> **WORK REQUIRED**
Reproduce the data exactly.

> **RECORDS FOR THIS TASK**
________________

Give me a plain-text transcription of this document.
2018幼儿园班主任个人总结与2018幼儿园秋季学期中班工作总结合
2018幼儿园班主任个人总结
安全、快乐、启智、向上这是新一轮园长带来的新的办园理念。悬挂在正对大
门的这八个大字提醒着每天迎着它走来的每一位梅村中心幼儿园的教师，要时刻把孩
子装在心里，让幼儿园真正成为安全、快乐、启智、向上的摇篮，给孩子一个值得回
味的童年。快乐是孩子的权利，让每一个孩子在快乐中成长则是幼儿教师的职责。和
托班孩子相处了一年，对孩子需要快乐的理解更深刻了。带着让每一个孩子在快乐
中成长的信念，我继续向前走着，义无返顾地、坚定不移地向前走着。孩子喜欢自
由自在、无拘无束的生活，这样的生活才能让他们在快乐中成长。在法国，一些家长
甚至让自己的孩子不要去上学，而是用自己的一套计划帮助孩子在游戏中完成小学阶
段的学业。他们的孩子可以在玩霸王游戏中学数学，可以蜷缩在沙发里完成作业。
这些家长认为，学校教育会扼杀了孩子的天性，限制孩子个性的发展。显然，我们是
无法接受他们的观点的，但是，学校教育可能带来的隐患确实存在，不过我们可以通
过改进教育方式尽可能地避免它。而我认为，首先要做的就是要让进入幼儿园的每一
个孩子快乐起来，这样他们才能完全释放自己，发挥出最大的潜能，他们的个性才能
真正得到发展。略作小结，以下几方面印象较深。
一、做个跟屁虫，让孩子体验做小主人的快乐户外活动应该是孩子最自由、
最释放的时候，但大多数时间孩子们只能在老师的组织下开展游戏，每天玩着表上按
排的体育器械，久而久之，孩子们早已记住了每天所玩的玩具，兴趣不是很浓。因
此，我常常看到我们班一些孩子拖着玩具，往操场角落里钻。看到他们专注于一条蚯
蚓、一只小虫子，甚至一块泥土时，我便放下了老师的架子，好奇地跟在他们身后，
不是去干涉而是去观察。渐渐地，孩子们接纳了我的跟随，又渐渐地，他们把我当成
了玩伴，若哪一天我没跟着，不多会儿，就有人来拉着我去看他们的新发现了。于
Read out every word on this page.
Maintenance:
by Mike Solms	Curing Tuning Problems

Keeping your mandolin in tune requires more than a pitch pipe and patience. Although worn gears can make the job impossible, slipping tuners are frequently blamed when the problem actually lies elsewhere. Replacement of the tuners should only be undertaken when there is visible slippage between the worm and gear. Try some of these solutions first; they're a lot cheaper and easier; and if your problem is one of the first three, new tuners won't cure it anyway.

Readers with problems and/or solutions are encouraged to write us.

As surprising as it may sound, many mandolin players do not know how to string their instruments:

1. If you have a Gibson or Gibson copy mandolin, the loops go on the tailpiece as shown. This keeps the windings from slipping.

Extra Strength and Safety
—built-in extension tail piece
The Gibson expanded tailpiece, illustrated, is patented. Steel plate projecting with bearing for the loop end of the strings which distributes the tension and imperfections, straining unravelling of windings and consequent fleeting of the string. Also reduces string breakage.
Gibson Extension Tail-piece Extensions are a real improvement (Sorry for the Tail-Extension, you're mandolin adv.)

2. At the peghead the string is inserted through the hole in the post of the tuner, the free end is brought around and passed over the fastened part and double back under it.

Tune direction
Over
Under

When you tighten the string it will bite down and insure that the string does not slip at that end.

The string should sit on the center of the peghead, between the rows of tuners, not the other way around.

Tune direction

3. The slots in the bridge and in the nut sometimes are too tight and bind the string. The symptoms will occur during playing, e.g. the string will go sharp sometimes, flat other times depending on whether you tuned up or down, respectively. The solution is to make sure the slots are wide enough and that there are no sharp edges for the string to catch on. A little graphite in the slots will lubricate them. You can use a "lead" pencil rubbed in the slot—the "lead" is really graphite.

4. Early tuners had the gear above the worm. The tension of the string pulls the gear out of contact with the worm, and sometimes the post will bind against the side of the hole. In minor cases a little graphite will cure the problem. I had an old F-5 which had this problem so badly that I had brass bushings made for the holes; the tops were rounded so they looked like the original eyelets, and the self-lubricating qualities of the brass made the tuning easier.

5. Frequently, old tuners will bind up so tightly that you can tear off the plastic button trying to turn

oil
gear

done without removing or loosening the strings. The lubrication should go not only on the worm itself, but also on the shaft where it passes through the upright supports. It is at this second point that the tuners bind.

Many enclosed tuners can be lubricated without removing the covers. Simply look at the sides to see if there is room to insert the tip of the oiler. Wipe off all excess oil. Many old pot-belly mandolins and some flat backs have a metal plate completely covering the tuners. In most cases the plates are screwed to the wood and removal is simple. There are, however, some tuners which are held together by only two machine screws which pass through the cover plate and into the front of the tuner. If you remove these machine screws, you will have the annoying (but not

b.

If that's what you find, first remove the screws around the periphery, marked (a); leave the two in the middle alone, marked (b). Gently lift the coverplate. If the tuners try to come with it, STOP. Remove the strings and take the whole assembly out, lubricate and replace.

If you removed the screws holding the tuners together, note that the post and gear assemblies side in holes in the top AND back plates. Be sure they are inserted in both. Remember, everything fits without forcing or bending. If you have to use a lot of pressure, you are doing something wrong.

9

________________

> **OUTPUT**
Give me a plain-text transcription of this document.
2018幼儿园班主任个人总结与2018幼儿园秋季学期中班工作总结合
2018幼儿园班主任个人总结
安全、快乐、启智、向上这是新一轮园长带来的新的办园理念。悬挂在正对大
门的这八个大字提醒着每天迎着它走来的每一位梅村中心幼儿园的教师，要时刻把孩
子装在心里，让幼儿园真正成为安全、快乐、启智、向上的摇篮，给孩子一个值得回
味的童年。快乐是孩子的权利，让每一个孩子在快乐中成长则是幼儿教师的职责。和
托班孩子相处了一年，对孩子需要快乐的理解更深刻了。带着让每一个孩子在快乐
中成长的信念，我继续向前走着，义无返顾地、坚定不移地向前走着。孩子喜欢自
由自在、无拘无束的生活，这样的生活才能让他们在快乐中成长。在法国，一些家长
甚至让自己的孩子不要去上学，而是用自己的一套计划帮助孩子在游戏中完成小学阶
段的学业。他们的孩子可以在玩霸王游戏中学数学，可以蜷缩在沙发里完成作业。
这些家长认为，学校教育会扼杀了孩子的天性，限制孩子个性的发展。显然，我们是
无法接受他们的观点的，但是，学校教育可能带来的隐患确实存在，不过我们可以通
过改进教育方式尽可能地避免它。而我认为，首先要做的就是要让进入幼儿园的每一
个孩子快乐起来，这样他们才能完全释放自己，发挥出最大的潜能，他们的个性才能
真正得到发展。略作小结，以下几方面印象较深。
一、做个跟屁虫，让孩子体验做小主人的快乐户外活动应该是孩子最自由、
最释放的时候，但大多数时间孩子们只能在老师的组织下开展游戏，每天玩着表上按
排的体育器械，久而久之，孩子们早已记住了每天所玩的玩具，兴趣不是很浓。因
此，我常常看到我们班一些孩子拖着玩具，往操场角落里钻。看到他们专注于一条蚯
蚓、一只小虫子，甚至一块泥土时，我便放下了老师的架子，好奇地跟在他们身后，
不是去干涉而是去观察。渐渐地，孩子们接纳了我的跟随，又渐渐地，他们把我当成
了玩伴，若哪一天我没跟着，不多会儿，就有人来拉着我去看他们的新发现了。于
Read out every word on this page.
Maintenance:
by Mike Solms	Curing Tuning Problems

Keeping your mandolin in tune requires more than a pitch pipe and patience. Although worn gears can make the job impossible, slipping tuners are frequently blamed when the problem actually lies elsewhere. Replacement of the tuners should only be undertaken when there is visible slippage between the worm and gear. Try some of these solutions first; they're a lot cheaper and easier; and if your problem is one of the first three, new tuners won't cure it anyway.

Readers with problems and/or solutions are encouraged to write us.

As surprising as it may sound, many mandolin players do not know how to string their instruments:

1. If you have a Gibson or Gibson copy mandolin, the loops go on the tailpiece as shown. This keeps the windings from slipping.

Extra Strength and Safety
—built-in extension tail piece
The Gibson expanded tailpiece, illustrated, is patented. Steel plate projecting with bearing for the loop end of the strings which distributes the tension and imperfections, straining unravelling of windings and consequent fleeting of the string. Also reduces string breakage.
Gibson Extension Tail-piece Extensions are a real improvement (Sorry for the Tail-Extension, you're mandolin adv.)

2. At the peghead the string is inserted through the hole in the post of the tuner, the free end is brought around and passed over the fastened part and double back under it.

Tune direction
Over
Under

When you tighten the string it will bite down and insure that the string does not slip at that end.

The string should sit on the center of the peghead, between the rows of tuners, not the other way around.

Tune direction

3. The slots in the bridge and in the nut sometimes are too tight and bind the string. The symptoms will occur during playing, e.g. the string will go sharp sometimes, flat other times depending on whether you tuned up or down, respectively. The solution is to make sure the slots are wide enough and that there are no sharp edges for the string to catch on. A little graphite in the slots will lubricate them. You can use a "lead" pencil rubbed in the slot—the "lead" is really graphite.

4. Early tuners had the gear above the worm. The tension of the string pulls the gear out of contact with the worm, and sometimes the post will bind against the side of the hole. In minor cases a little graphite will cure the problem. I had an old F-5 which had this problem so badly that I had brass bushings made for the holes; the tops were rounded so they looked like the original eyelets, and the self-lubricating qualities of the brass made the tuning easier.

5. Frequently, old tuners will bind up so tightly that you can tear off the plastic button trying to turn

oil
gear

done without removing or loosening the strings. The lubrication should go not only on the worm itself, but also on the shaft where it passes through the upright supports. It is at this second point that the tuners bind.

Many enclosed tuners can be lubricated without removing the covers. Simply look at the sides to see if there is room to insert the tip of the oiler. Wipe off all excess oil. Many old pot-belly mandolins and some flat backs have a metal plate completely covering the tuners. In most cases the plates are screwed to the wood and removal is simple. There are, however, some tuners which are held together by only two machine screws which pass through the cover plate and into the front of the tuner. If you remove these machine screws, you will have the annoying (but not

b.

If that's what you find, first remove the screws around the periphery, marked (a); leave the two in the middle alone, marked (b). Gently lift the coverplate. If the tuners try to come with it, STOP. Remove the strings and take the whole assembly out, lubricate and replace.

If you removed the screws holding the tuners together, note that the post and gear assemblies side in holes in the top AND back plates. Be sure they are inserted in both. Remember, everything fits without forcing or bending. If you have to use a lot of pressure, you are doing something wrong.

9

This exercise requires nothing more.